◆ **GIVEN REQUEST**:
Return the material word for word. Do not include the pictures.

◆ **SUPPLIED DATA**:

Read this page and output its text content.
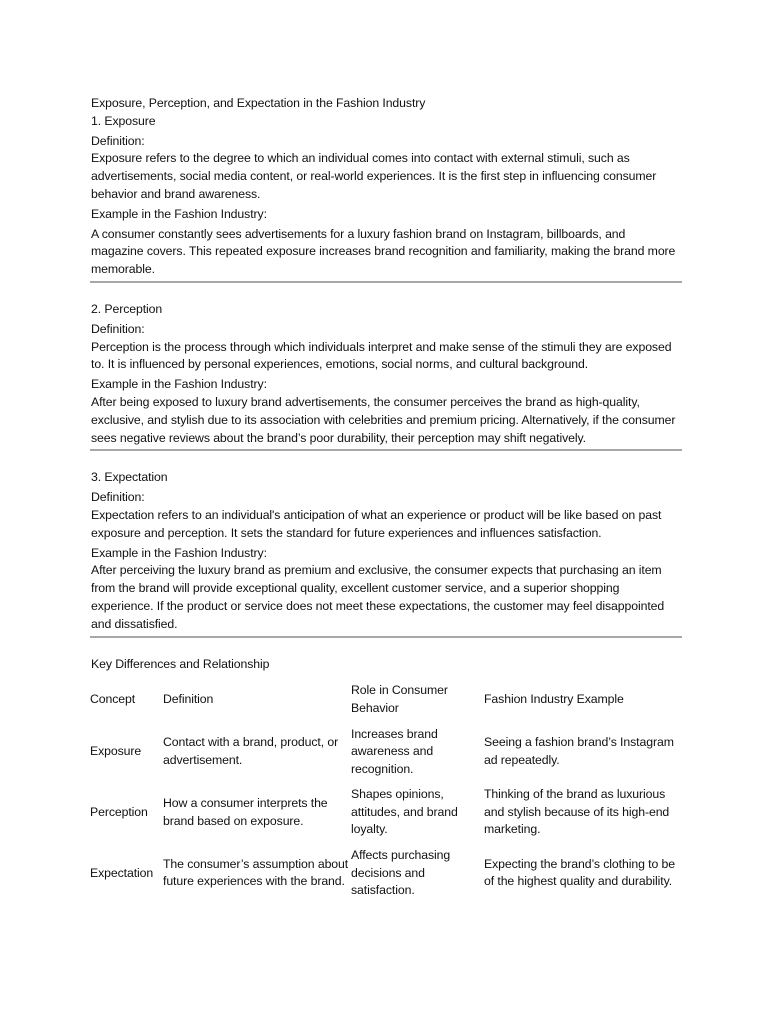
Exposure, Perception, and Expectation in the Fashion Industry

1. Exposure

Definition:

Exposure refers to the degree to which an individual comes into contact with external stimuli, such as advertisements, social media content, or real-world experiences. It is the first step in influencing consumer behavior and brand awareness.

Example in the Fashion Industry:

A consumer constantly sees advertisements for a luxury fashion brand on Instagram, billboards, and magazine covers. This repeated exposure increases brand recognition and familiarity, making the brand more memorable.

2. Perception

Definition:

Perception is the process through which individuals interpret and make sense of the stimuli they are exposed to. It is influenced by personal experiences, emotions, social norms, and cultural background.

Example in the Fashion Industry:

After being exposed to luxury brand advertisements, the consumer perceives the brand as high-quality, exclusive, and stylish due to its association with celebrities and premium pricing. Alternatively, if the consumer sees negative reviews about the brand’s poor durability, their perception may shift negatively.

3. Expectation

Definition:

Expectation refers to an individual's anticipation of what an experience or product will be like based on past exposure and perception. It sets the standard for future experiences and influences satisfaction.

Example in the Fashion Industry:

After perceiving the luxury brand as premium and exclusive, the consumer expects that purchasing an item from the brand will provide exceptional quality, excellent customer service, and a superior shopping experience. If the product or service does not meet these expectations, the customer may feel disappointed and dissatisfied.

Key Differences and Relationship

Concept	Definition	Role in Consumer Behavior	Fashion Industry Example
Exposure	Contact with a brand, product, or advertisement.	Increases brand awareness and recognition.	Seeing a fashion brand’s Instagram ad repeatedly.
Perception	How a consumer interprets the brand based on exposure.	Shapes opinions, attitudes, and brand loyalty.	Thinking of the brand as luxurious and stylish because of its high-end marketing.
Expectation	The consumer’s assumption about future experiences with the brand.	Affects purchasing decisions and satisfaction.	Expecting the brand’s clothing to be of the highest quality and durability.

◆ **RESPONSE FOR THIS EXERCISE**:
Read this page and output its text content.
Exposure, Perception, and Expectation in the Fashion Industry

1. Exposure

Definition:

Exposure refers to the degree to which an individual comes into contact with external stimuli, such as advertisements, social media content, or real-world experiences. It is the first step in influencing consumer behavior and brand awareness.

Example in the Fashion Industry:

A consumer constantly sees advertisements for a luxury fashion brand on Instagram, billboards, and magazine covers. This repeated exposure increases brand recognition and familiarity, making the brand more memorable.

2. Perception

Definition:

Perception is the process through which individuals interpret and make sense of the stimuli they are exposed to. It is influenced by personal experiences, emotions, social norms, and cultural background.

Example in the Fashion Industry:

After being exposed to luxury brand advertisements, the consumer perceives the brand as high-quality, exclusive, and stylish due to its association with celebrities and premium pricing. Alternatively, if the consumer sees negative reviews about the brand’s poor durability, their perception may shift negatively.

3. Expectation

Definition:

Expectation refers to an individual's anticipation of what an experience or product will be like based on past exposure and perception. It sets the standard for future experiences and influences satisfaction.

Example in the Fashion Industry:

After perceiving the luxury brand as premium and exclusive, the consumer expects that purchasing an item from the brand will provide exceptional quality, excellent customer service, and a superior shopping experience. If the product or service does not meet these expectations, the customer may feel disappointed and dissatisfied.

Key Differences and Relationship

Concept	Definition	Role in Consumer Behavior	Fashion Industry Example
Exposure	Contact with a brand, product, or advertisement.	Increases brand awareness and recognition.	Seeing a fashion brand’s Instagram ad repeatedly.
Perception	How a consumer interprets the brand based on exposure.	Shapes opinions, attitudes, and brand loyalty.	Thinking of the brand as luxurious and stylish because of its high-end marketing.
Expectation	The consumer’s assumption about future experiences with the brand.	Affects purchasing decisions and satisfaction.	Expecting the brand’s clothing to be of the highest quality and durability.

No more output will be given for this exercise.